Task objective ->
Answer these from the column on Canada below, numbering your answers to match:
1. In what year did Stephen Harper make the election boast quoted in the column?
2. Which party did Brian Mulroney lead?
3. In what month and year did The First Ministers' Meeting take place in Kelowna?

Source extract ->
....................
LOEWEN: Woe Canada, what has he done to you?

Image Credit: Contributed/Jeffrey Loewen
June 25, 2014 - 7:11 AM

“You won’t recognize Canada when I get through with it.”

Prime Minister Stephen Harper’s 2006 election boast continues to echo in my head, more than eight long years after he uttered it. I can’t shake it, folks. His promise has become the political earworm that returns on the path of an ill-wind blowing in daily from the Nation’s capitol and I am powerless to make it stop.

You see, PM Harper was right: I don’t recognize Canada anymore. Do you? He has brought such radical change to Canada over his eight-year tenure as the country’s leader that I am beginning to have trouble even remembering what life in Canada before Stephen Harper felt like.

Granted, not everything was hunky dory before Stephen Harper whipped his new-fangled Reformatories into muzzled shape. Sure, we all tired of the abject corruption of the Jean Chretien-led Liberals. And before the Chretien dynasty, we shook our heads at the corruption and free-wheeling deal-brokering of the Brian Mulroney-led Progressive Conservatives.

But I don’t think we ever questioned whether our political leaders shared a certain vision of Canada with the majority of the electorate. I don’t think we ever wondered if our leaders loathed the very electorate that put them into office.

Fast forward to the present day and you’ll note some changes.

A couple decades ago Canada enjoyed a sterling reputation. We were welcomed to the UN with an envied seat on the Security Council. Internationally, the World community eyed Canada as a kinder and gentler version of our neighbours to the south. Canada stood as a beacon for fair-mindedness, international co-operation, as counselors for diplomacy before war. Our public education and our healthcare systems were seen as exemplars to be emulated. Our banks were solid and our prospects for the future looked pretty bright.

Of course, no country is perfect, not even Canada. Our systemically racist history of dealing with our First Peoples was roundly condemned internationally, and rightly so. So too our neglect of our environment raised eyebrows at home and abroad, our seeming satisfaction with stripping our corner of the planet of every raw resource without adding any value to these before fobbing them off to more industrious countries elsewhere. But we were beginning to see the light....

Kelowna itself became a place-marker in our evolution towards a more just society before PM Harper and his crew came to town. For a brief moment in time, Kelowna was the site of a historic deal brokered with our First Peoples.

Eighteen long months of consultation culminated in Kelowna at The First Ministers’ Meeting in November 2005. It’s impossible to believe now, but the Government of Canada, every single provincial premier, and the leaders of the five First Nations organizations signed a deal that would later be called the Kelowna Accord. It was a template to move forward on issues ranging from housing to education to economic development for Canada’s indigenous people.
....................
[Element box annotations]

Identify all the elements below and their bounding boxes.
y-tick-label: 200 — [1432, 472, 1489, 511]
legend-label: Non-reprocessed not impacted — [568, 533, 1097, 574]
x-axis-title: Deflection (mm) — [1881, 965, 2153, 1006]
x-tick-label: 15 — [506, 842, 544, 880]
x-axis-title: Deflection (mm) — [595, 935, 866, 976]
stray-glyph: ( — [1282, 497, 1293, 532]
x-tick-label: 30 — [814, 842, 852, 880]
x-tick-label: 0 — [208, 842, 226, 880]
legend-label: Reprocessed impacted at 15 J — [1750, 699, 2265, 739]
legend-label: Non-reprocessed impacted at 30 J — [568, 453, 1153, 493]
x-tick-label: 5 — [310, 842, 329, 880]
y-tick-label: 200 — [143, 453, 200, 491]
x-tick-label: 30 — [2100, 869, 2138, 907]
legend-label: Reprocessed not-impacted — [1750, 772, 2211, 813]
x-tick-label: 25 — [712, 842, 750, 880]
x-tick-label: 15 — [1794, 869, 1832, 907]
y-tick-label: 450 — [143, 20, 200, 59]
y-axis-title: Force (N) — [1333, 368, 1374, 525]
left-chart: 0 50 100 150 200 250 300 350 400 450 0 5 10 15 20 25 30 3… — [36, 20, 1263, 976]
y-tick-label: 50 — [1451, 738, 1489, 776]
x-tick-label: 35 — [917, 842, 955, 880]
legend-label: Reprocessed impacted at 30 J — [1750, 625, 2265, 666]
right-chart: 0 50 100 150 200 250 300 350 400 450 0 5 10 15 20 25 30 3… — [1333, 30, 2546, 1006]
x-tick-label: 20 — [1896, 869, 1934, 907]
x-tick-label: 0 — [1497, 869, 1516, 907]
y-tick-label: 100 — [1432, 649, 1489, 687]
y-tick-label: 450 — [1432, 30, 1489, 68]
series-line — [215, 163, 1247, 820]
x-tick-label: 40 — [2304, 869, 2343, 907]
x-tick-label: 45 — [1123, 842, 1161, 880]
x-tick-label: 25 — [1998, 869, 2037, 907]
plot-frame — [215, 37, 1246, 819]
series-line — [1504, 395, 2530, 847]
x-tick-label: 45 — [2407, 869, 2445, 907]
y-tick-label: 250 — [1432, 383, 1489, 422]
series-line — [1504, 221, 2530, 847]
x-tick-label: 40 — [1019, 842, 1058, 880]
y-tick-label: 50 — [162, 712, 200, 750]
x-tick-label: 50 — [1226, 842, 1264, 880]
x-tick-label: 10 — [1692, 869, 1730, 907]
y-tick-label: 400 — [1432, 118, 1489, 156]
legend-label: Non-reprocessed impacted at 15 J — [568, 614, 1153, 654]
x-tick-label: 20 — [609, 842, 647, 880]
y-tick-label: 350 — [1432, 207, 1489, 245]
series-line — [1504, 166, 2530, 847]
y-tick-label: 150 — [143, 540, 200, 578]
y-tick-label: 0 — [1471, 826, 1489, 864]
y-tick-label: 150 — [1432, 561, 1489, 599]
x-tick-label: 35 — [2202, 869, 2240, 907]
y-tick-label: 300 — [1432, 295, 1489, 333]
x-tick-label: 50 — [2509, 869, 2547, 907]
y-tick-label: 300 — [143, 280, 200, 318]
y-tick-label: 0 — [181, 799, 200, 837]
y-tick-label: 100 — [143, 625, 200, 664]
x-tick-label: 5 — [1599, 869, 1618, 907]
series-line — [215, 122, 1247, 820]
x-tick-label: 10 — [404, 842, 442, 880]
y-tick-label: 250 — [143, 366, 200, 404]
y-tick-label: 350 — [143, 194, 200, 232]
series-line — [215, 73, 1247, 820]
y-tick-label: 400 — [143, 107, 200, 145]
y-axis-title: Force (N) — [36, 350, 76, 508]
....................
Answer to the task ->
1. 2006
2. The Progressive Conservatives
3. November 2005